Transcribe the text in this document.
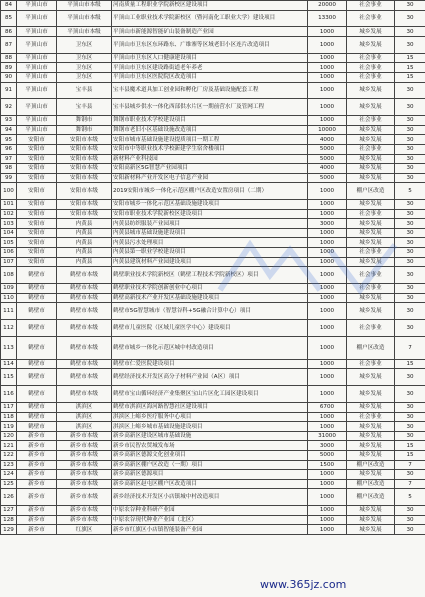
84	平顶山市	平顶山市本级	河南质量工程职业学院新校区建设项目	20000	社会事业	30
85	平顶山市	平顶山市本级	平顶山工业职业技术学院新校区（暨河南化工职业大学）建设项目	13300	社会事业	30
86	平顶山市	平顶山市本级	平顶山市新能源智能矿山装备制造产业园	1000	城乡发展	30
87	平顶山市	卫东区	平顶山市卫东区东环路东、广维寨等区域老旧小区连片改造项目	1000	城乡发展	30
88	平顶山市	卫东区	平顶山市卫东区人口健康建设项目	1000	社会事业	15
89	平顶山市	卫东区	平顶山市卫东区建设路街道老年养老	1000	社会事业	15
90	平顶山市	卫东区	平顶山市卫东区医院院区改造项目	1000	社会事业	15
91	平顶山市	宝丰县	宝丰县魔术道具加工创业园和孵化厂房及基础设施配套工程	1000	城乡发展	30
92	平顶山市	宝丰县	宝丰县城乡供水一体化西部供水片区一期前营水厂及管网工程	1000	城乡发展	30
93	平顶山市	舞钢市	舞钢市职业技术学校建设项目	1000	社会事业	30
94	平顶山市	舞钢市	舞钢市老旧小区基础设施改造项目	10000	城乡发展	30
95	安阳市	安阳市本级	安阳市城市基础设施建设提质项目一期工程	4000	城乡发展	30
96	安阳市	安阳市本级	安阳市中等职业技术学校新建学生宿舍楼项目	5000	社会事业	30
97	安阳市	安阳市本级	新材料产业科技园	5000	城乡发展	30
98	安阳市	安阳市本级	安阳高新区5G智慧产业园项目	4000	城乡发展	30
99	安阳市	安阳市本级	安阳新材料产业开发区电子信息产业园	5000	城乡发展	30
100	安阳市	安阳市本级	2019安阳市城乡一体化示范区棚户区改造安置房项目（二期）	1000	棚户区改造	5
101	安阳市	安阳市本级	安阳市城乡一体化示范区基础设施建设项目	1000	城乡发展	30
102	安阳市	安阳市本级	安阳市职业技术学院新校区建设项目	1000	社会事业	30
103	安阳市	内黄县	内黄县纺织服装产业园项目	3000	城乡发展	30
104	安阳市	内黄县	内黄县城市基础设施建设项目	1000	城乡发展	30
105	安阳市	内黄县	内黄县污水处理项目	1000	城乡发展	30
106	安阳市	内黄县	内黄县第一职业学校建设项目	1000	社会事业	30
107	安阳市	内黄县	内黄县建筑材料产业园建设项目	1000	城乡发展	30
108	鹤壁市	鹤壁市本级	鹤壁职业技术学院新校区（鹤壁工程技术学院新校区）项目	1000	社会事业	30
109	鹤壁市	鹤壁市本级	鹤壁职业技术学院创新创业中心项目	1000	社会事业	30
110	鹤壁市	鹤壁市本级	鹤壁高新技术产业开发区基础设施建设项目	1000	城乡发展	30
111	鹤壁市	鹤壁市本级	鹤壁市5G智慧城市（智慧谷科+5G融合计算中心）项目	1000	城乡发展	30
112	鹤壁市	鹤壁市本级	鹤壁市儿童医院（区域儿童医学中心）建设项目	1000	社会事业	30
113	鹤壁市	鹤壁市本级	鹤壁市城乡一体化示范区城中村改造项目	1000	棚户区改造	7
114	鹤壁市	鹤壁市本级	鹤壁市仁爱医院建设项目	1000	社会事业	15
115	鹤壁市	鹤壁市本级	鹤壁经济技术开发区高分子材料产业园（A区）项目	1000	城乡发展	30
116	鹤壁市	鹤壁市本级	鹤壁市宝山循环经济产业集聚区宝山片区化工园区建设项目	1000	城乡发展	30
117	鹤壁市	淇滨区	鹤壁市淇滨区海河路智慧社区建设项目	6700	城乡发展	30
118	鹤壁市	淇滨区	淇滨区上峪乡医疗服务中心项目	1000	社会事业	30
119	鹤壁市	淇滨区	淇滨区上峪乡城市基础设施建设项目	1000	城乡发展	30
120	新乡市	新乡市本级	新乡高新区建设区城市基础设施	31000	城乡发展	30
121	新乡市	新乡市本级	新乡市民智农贸城发布场	3000	城乡发展	15
122	新乡市	新乡市本级	新乡高新区德源文化创业项目	5000	城乡发展	15
123	新乡市	新乡市本级	新乡高新区棚户区改造（一期）项目	1500	棚户区改造	7
124	新乡市	新乡市本级	新乡高新区德源项目	1000	城乡发展	30
125	新乡市	新乡市本级	新乡高新区赵屯区棚户区改造项目	1000	棚户区改造	7
126	新乡市	新乡市本级	新乡经济技术开发区小店镇城中村改造项目	1000	棚户区改造	5
127	新乡市	新乡市本级	中原农谷种业科研产业园	1000	城乡发展	30
128	新乡市	新乡市本级	中原农谷现代种业产业园（北区）	1000	城乡发展	30
129	新乡市	红旗区	新乡市红旗区小店镇智能装备产业园	1000	城乡发展	30
www.365jz.com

• _Exercise details_
Pull out the lines above in which the word "新乡市本级" appears.

• _Task answer_
120	新乡市	新乡市本级	新乡高新区建设区城市基础设施	31000	城乡发展	30
121	新乡市	新乡市本级	新乡市民智农贸城发布场	3000	城乡发展	15
122	新乡市	新乡市本级	新乡高新区德源文化创业项目	5000	城乡发展	15
123	新乡市	新乡市本级	新乡高新区棚户区改造（一期）项目	1500	棚户区改造	7
124	新乡市	新乡市本级	新乡高新区德源项目	1000	城乡发展	30
125	新乡市	新乡市本级	新乡高新区赵屯区棚户区改造项目	1000	棚户区改造	7
126	新乡市	新乡市本级	新乡经济技术开发区小店镇城中村改造项目	1000	棚户区改造	5
127	新乡市	新乡市本级	中原农谷种业科研产业园	1000	城乡发展	30
128	新乡市	新乡市本级	中原农谷现代种业产业园（北区）	1000	城乡发展	30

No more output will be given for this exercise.